• Assignment: Pictures stay out of the answer, but every line of the material must be restated exactly.

• Data to process:
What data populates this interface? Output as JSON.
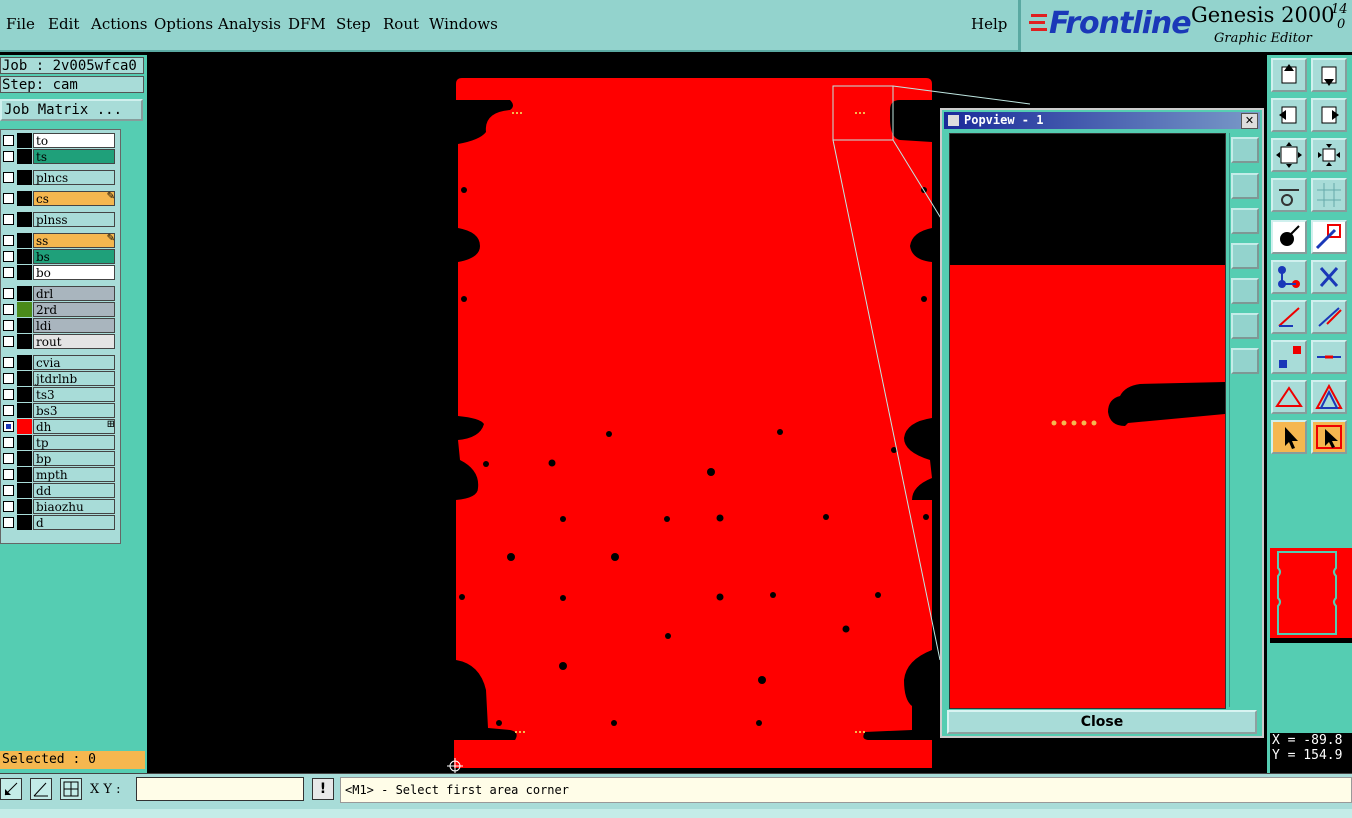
{
  "menu": {
    "file": "File",
    "edit": "Edit",
    "actions": "Actions",
    "options": "Options",
    "analysis": "Analysis",
    "dfm": "DFM",
    "step": "Step",
    "rout": "Rout",
    "windows": "Windows",
    "help": "Help"
  },
  "brand": {
    "company": "Frontline",
    "product": "Genesis 2000",
    "version_top": "14",
    "version_bottom": "0",
    "subtitle": "Graphic Editor"
  },
  "left": {
    "job": "Job : 2v005wfca0",
    "step": "Step: cam",
    "job_matrix": "Job Matrix ...",
    "selected": "Selected : 0"
  },
  "layers": [
    {
      "name": "to",
      "bg": "#ffffff",
      "color": "#000000",
      "flag": ""
    },
    {
      "name": "ts",
      "bg": "#1fa07a",
      "color": "#000000",
      "flag": ""
    },
    {
      "name": "plncs",
      "bg": "#a8dcd8",
      "color": "#000000",
      "flag": ""
    },
    {
      "name": "cs",
      "bg": "#f5b74f",
      "color": "#000000",
      "flag": "✎"
    },
    {
      "name": "plnss",
      "bg": "#a8dcd8",
      "color": "#000000",
      "flag": ""
    },
    {
      "name": "ss",
      "bg": "#f5b74f",
      "color": "#000000",
      "flag": "✎"
    },
    {
      "name": "bs",
      "bg": "#1fa07a",
      "color": "#000000",
      "flag": ""
    },
    {
      "name": "bo",
      "bg": "#ffffff",
      "color": "#000000",
      "flag": ""
    },
    {
      "name": "drl",
      "bg": "#a9b5be",
      "color": "#000000",
      "flag": ""
    },
    {
      "name": "2rd",
      "bg": "#a9b5be",
      "color": "#4a8a1a",
      "flag": ""
    },
    {
      "name": "ldi",
      "bg": "#a9b5be",
      "color": "#000000",
      "flag": ""
    },
    {
      "name": "rout",
      "bg": "#e4e4e4",
      "color": "#000000",
      "flag": ""
    },
    {
      "name": "cvia",
      "bg": "#a8dcd8",
      "color": "#000000",
      "flag": ""
    },
    {
      "name": "jtdrlnb",
      "bg": "#a8dcd8",
      "color": "#000000",
      "flag": ""
    },
    {
      "name": "ts3",
      "bg": "#a8dcd8",
      "color": "#000000",
      "flag": ""
    },
    {
      "name": "bs3",
      "bg": "#a8dcd8",
      "color": "#000000",
      "flag": ""
    },
    {
      "name": "dh",
      "bg": "#a8dcd8",
      "color": "#ff0000",
      "flag": "⊞",
      "checked": true
    },
    {
      "name": "tp",
      "bg": "#a8dcd8",
      "color": "#000000",
      "flag": ""
    },
    {
      "name": "bp",
      "bg": "#a8dcd8",
      "color": "#000000",
      "flag": ""
    },
    {
      "name": "mpth",
      "bg": "#a8dcd8",
      "color": "#000000",
      "flag": ""
    },
    {
      "name": "dd",
      "bg": "#a8dcd8",
      "color": "#000000",
      "flag": ""
    },
    {
      "name": "biaozhu",
      "bg": "#a8dcd8",
      "color": "#000000",
      "flag": ""
    },
    {
      "name": "d",
      "bg": "#a8dcd8",
      "color": "#000000",
      "flag": ""
    }
  ],
  "popview": {
    "title": "Popview - 1",
    "close": "Close"
  },
  "bottom": {
    "xy_label": "X Y :",
    "xy_value": "",
    "warn": "!",
    "status": "<M1> - Select first area corner"
  },
  "coords": {
    "x": "X = -89.8",
    "y": "Y = 154.9"
  },
  "colors": {
    "board": "#ff0000",
    "panel": "#55cdb2",
    "menu_bg": "#93d3cd",
    "brand_blue": "#1a38b8",
    "highlight": "#f5b74f"
  }
}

• Exercise solution:
What data populates this interface? Output as JSON.
{
  "menu": {
    "file": "File",
    "edit": "Edit",
    "actions": "Actions",
    "options": "Options",
    "analysis": "Analysis",
    "dfm": "DFM",
    "step": "Step",
    "rout": "Rout",
    "windows": "Windows",
    "help": "Help"
  },
  "brand": {
    "company": "Frontline",
    "product": "Genesis 2000",
    "version_top": "14",
    "version_bottom": "0",
    "subtitle": "Graphic Editor"
  },
  "left": {
    "job": "Job : 2v005wfca0",
    "step": "Step: cam",
    "job_matrix": "Job Matrix ...",
    "selected": "Selected : 0"
  },
  "layers": [
    {
      "name": "to",
      "bg": "#ffffff",
      "color": "#000000",
      "flag": ""
    },
    {
      "name": "ts",
      "bg": "#1fa07a",
      "color": "#000000",
      "flag": ""
    },
    {
      "name": "plncs",
      "bg": "#a8dcd8",
      "color": "#000000",
      "flag": ""
    },
    {
      "name": "cs",
      "bg": "#f5b74f",
      "color": "#000000",
      "flag": "✎"
    },
    {
      "name": "plnss",
      "bg": "#a8dcd8",
      "color": "#000000",
      "flag": ""
    },
    {
      "name": "ss",
      "bg": "#f5b74f",
      "color": "#000000",
      "flag": "✎"
    },
    {
      "name": "bs",
      "bg": "#1fa07a",
      "color": "#000000",
      "flag": ""
    },
    {
      "name": "bo",
      "bg": "#ffffff",
      "color": "#000000",
      "flag": ""
    },
    {
      "name": "drl",
      "bg": "#a9b5be",
      "color": "#000000",
      "flag": ""
    },
    {
      "name": "2rd",
      "bg": "#a9b5be",
      "color": "#4a8a1a",
      "flag": ""
    },
    {
      "name": "ldi",
      "bg": "#a9b5be",
      "color": "#000000",
      "flag": ""
    },
    {
      "name": "rout",
      "bg": "#e4e4e4",
      "color": "#000000",
      "flag": ""
    },
    {
      "name": "cvia",
      "bg": "#a8dcd8",
      "color": "#000000",
      "flag": ""
    },
    {
      "name": "jtdrlnb",
      "bg": "#a8dcd8",
      "color": "#000000",
      "flag": ""
    },
    {
      "name": "ts3",
      "bg": "#a8dcd8",
      "color": "#000000",
      "flag": ""
    },
    {
      "name": "bs3",
      "bg": "#a8dcd8",
      "color": "#000000",
      "flag": ""
    },
    {
      "name": "dh",
      "bg": "#a8dcd8",
      "color": "#ff0000",
      "flag": "⊞",
      "checked": true
    },
    {
      "name": "tp",
      "bg": "#a8dcd8",
      "color": "#000000",
      "flag": ""
    },
    {
      "name": "bp",
      "bg": "#a8dcd8",
      "color": "#000000",
      "flag": ""
    },
    {
      "name": "mpth",
      "bg": "#a8dcd8",
      "color": "#000000",
      "flag": ""
    },
    {
      "name": "dd",
      "bg": "#a8dcd8",
      "color": "#000000",
      "flag": ""
    },
    {
      "name": "biaozhu",
      "bg": "#a8dcd8",
      "color": "#000000",
      "flag": ""
    },
    {
      "name": "d",
      "bg": "#a8dcd8",
      "color": "#000000",
      "flag": ""
    }
  ],
  "popview": {
    "title": "Popview - 1",
    "close": "Close"
  },
  "bottom": {
    "xy_label": "X Y :",
    "xy_value": "",
    "warn": "!",
    "status": "<M1> - Select first area corner"
  },
  "coords": {
    "x": "X = -89.8",
    "y": "Y = 154.9"
  },
  "colors": {
    "board": "#ff0000",
    "panel": "#55cdb2",
    "menu_bg": "#93d3cd",
    "brand_blue": "#1a38b8",
    "highlight": "#f5b74f"
  }
}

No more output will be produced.